** Start of EXERCISE INPUT **

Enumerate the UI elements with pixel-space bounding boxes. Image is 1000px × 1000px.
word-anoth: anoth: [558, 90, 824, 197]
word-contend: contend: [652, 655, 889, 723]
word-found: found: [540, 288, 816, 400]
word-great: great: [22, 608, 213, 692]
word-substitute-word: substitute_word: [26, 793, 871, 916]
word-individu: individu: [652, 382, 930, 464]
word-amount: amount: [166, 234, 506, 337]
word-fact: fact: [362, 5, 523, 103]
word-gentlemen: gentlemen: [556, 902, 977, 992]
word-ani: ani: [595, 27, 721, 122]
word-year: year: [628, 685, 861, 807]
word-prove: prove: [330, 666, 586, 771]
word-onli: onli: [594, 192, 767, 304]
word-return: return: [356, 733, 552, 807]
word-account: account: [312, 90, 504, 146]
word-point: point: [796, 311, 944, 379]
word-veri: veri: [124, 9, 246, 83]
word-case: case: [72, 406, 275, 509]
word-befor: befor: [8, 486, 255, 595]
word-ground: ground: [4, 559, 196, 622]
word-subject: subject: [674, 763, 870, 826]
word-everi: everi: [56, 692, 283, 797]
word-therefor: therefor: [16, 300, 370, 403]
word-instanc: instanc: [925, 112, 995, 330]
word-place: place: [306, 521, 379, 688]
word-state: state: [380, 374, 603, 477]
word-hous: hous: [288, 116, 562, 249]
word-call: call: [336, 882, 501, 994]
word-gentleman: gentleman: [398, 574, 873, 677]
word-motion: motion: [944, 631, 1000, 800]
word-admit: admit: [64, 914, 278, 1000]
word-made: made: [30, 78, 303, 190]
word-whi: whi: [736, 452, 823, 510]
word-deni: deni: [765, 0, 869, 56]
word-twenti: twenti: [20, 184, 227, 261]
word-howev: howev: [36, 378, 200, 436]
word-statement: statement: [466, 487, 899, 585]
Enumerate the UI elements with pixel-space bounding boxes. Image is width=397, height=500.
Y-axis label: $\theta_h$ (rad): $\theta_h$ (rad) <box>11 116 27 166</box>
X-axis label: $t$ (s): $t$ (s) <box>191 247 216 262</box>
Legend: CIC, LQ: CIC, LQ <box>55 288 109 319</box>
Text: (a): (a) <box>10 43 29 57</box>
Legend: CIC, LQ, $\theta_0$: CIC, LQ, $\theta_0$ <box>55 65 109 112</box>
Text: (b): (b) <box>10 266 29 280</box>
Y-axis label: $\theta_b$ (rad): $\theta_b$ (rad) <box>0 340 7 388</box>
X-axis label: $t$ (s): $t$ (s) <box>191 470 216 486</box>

** End of EXERCISE INPUT **

Repeat every line of the records above, leaving each one unchanged.

Enumerate the UI elements with pixel-space bounding boxes. Image is 1000px × 1000px.
word-anoth: anoth: [558, 90, 824, 197]
word-contend: contend: [652, 655, 889, 723]
word-found: found: [540, 288, 816, 400]
word-great: great: [22, 608, 213, 692]
word-substitute-word: substitute_word: [26, 793, 871, 916]
word-individu: individu: [652, 382, 930, 464]
word-amount: amount: [166, 234, 506, 337]
word-fact: fact: [362, 5, 523, 103]
word-gentlemen: gentlemen: [556, 902, 977, 992]
word-ani: ani: [595, 27, 721, 122]
word-year: year: [628, 685, 861, 807]
word-prove: prove: [330, 666, 586, 771]
word-onli: onli: [594, 192, 767, 304]
word-return: return: [356, 733, 552, 807]
word-account: account: [312, 90, 504, 146]
word-point: point: [796, 311, 944, 379]
word-veri: veri: [124, 9, 246, 83]
word-case: case: [72, 406, 275, 509]
word-befor: befor: [8, 486, 255, 595]
word-ground: ground: [4, 559, 196, 622]
word-subject: subject: [674, 763, 870, 826]
word-everi: everi: [56, 692, 283, 797]
word-therefor: therefor: [16, 300, 370, 403]
word-instanc: instanc: [925, 112, 995, 330]
word-place: place: [306, 521, 379, 688]
word-state: state: [380, 374, 603, 477]
word-hous: hous: [288, 116, 562, 249]
word-call: call: [336, 882, 501, 994]
word-gentleman: gentleman: [398, 574, 873, 677]
word-motion: motion: [944, 631, 1000, 800]
word-admit: admit: [64, 914, 278, 1000]
word-made: made: [30, 78, 303, 190]
word-whi: whi: [736, 452, 823, 510]
word-deni: deni: [765, 0, 869, 56]
word-twenti: twenti: [20, 184, 227, 261]
word-howev: howev: [36, 378, 200, 436]
word-statement: statement: [466, 487, 899, 585]
Enumerate the UI elements with pixel-space bounding boxes. Image is width=397, height=500.
Y-axis label: $\theta_h$ (rad): $\theta_h$ (rad) <box>11 116 27 166</box>
X-axis label: $t$ (s): $t$ (s) <box>191 247 216 262</box>
Legend: CIC, LQ: CIC, LQ <box>55 288 109 319</box>
Text: (a): (a) <box>10 43 29 57</box>
Legend: CIC, LQ, $\theta_0$: CIC, LQ, $\theta_0$ <box>55 65 109 112</box>
Text: (b): (b) <box>10 266 29 280</box>
Y-axis label: $\theta_b$ (rad): $\theta_b$ (rad) <box>0 340 7 388</box>
X-axis label: $t$ (s): $t$ (s) <box>191 470 216 486</box>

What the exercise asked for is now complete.